## [WHAT THE TASK ASKS]
Wherever the string "Corporation" occurs in a line of these records, report that line.

## [EXCERPTED RECORDS]

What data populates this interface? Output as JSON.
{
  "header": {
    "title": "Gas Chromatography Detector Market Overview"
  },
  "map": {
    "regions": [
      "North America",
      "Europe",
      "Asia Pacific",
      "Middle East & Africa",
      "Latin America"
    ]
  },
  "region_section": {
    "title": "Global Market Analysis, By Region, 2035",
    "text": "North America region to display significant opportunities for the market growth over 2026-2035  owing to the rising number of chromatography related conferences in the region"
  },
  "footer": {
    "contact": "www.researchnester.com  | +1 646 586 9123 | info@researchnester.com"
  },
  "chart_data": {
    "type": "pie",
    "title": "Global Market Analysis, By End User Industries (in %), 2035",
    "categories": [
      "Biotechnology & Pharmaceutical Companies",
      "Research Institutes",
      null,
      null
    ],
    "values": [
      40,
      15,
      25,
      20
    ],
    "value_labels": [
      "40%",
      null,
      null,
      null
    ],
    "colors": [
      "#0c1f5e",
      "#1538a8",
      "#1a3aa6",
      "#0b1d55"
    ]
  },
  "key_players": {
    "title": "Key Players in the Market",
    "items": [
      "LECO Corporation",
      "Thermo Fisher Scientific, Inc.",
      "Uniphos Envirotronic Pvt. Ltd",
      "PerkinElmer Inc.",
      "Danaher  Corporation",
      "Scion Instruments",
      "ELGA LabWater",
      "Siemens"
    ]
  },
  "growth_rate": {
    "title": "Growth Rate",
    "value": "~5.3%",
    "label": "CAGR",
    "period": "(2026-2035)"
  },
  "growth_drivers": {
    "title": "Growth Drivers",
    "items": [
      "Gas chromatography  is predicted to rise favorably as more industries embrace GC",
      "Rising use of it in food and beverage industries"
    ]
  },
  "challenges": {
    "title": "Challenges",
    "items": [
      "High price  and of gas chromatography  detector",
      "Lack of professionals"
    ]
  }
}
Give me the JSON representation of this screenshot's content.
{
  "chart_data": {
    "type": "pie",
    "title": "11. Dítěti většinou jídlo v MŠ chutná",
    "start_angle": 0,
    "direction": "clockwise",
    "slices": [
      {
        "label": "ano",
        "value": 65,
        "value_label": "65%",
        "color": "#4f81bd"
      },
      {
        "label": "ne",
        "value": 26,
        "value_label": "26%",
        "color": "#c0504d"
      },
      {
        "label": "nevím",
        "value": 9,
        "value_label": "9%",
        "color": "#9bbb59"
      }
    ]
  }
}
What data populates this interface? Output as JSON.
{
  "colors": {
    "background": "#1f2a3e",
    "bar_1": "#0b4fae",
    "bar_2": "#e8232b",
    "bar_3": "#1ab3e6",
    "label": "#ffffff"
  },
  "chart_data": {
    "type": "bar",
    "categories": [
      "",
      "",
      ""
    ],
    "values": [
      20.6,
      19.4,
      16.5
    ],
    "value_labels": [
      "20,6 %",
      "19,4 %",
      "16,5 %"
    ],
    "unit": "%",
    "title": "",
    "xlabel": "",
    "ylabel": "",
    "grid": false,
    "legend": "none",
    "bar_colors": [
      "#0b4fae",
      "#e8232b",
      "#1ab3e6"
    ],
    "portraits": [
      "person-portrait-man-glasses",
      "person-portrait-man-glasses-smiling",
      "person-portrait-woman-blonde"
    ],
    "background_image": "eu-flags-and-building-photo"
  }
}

## [RESPONSE]
      "LECO Corporation",
      "Danaher  Corporation",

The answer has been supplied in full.